## Directions for this task
In the listing below, pick out every line that contains the string "feel" and copy each one. Letter case counts.

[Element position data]
↓↓↓
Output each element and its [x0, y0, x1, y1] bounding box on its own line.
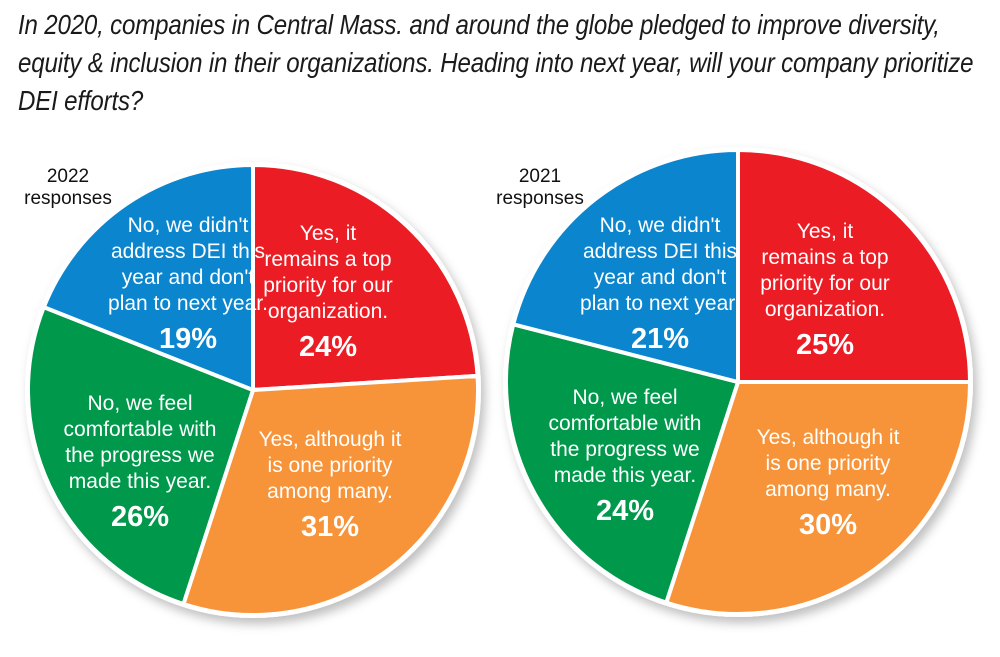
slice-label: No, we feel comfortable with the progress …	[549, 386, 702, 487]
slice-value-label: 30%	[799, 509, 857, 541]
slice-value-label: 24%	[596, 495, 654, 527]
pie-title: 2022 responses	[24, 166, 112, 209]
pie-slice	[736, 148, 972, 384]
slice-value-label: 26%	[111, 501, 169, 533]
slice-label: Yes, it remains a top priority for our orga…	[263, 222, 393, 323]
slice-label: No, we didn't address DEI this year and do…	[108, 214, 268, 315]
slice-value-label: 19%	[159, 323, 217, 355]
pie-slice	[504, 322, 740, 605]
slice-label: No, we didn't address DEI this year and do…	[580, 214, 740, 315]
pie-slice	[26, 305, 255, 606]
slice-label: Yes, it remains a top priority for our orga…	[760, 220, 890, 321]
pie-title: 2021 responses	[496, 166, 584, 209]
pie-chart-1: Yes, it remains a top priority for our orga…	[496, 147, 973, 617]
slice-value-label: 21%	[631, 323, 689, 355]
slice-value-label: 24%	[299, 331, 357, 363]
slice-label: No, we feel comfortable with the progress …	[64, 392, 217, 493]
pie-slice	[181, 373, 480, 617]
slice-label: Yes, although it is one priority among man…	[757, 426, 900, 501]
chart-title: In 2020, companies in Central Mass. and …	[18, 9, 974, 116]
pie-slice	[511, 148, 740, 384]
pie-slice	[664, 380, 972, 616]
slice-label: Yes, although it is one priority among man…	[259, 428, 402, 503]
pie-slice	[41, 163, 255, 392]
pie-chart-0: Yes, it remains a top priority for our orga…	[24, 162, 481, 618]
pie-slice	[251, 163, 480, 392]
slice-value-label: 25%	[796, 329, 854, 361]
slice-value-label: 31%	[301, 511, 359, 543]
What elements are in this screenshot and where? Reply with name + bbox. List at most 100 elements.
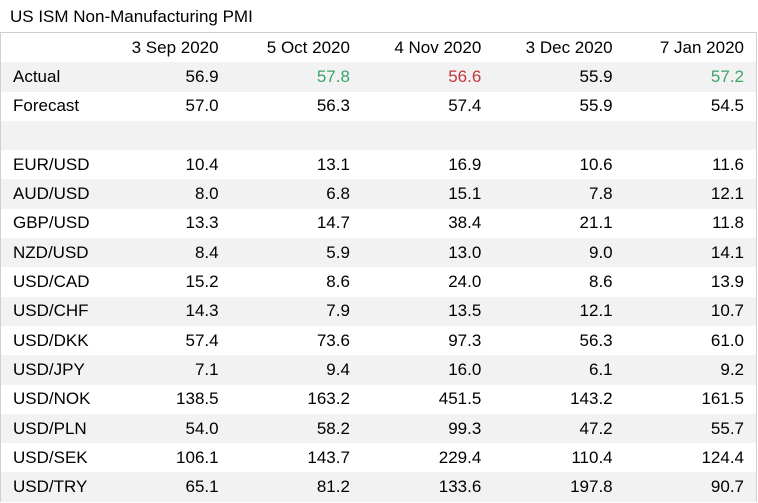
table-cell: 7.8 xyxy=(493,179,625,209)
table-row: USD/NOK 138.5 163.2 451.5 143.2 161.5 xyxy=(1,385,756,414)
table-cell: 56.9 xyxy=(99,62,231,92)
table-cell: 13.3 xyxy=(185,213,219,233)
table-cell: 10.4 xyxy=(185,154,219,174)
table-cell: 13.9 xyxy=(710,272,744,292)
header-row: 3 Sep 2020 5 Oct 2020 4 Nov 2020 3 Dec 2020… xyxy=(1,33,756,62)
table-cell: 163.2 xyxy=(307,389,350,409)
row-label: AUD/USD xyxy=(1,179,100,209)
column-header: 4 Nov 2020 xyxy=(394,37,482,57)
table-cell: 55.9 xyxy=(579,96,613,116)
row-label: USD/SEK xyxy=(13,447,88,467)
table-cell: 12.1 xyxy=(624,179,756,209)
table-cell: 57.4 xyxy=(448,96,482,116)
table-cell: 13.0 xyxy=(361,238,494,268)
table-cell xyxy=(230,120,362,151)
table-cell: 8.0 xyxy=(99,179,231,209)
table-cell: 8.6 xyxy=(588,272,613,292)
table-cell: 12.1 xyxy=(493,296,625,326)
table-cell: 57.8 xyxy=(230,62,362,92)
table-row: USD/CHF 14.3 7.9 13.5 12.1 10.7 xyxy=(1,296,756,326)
↑↑↑
## Response for this exercise
slice-label: No, we feel comfortable with the progress …	[549, 386, 702, 487]
slice-label: No, we feel comfortable with the progress …	[64, 392, 217, 493]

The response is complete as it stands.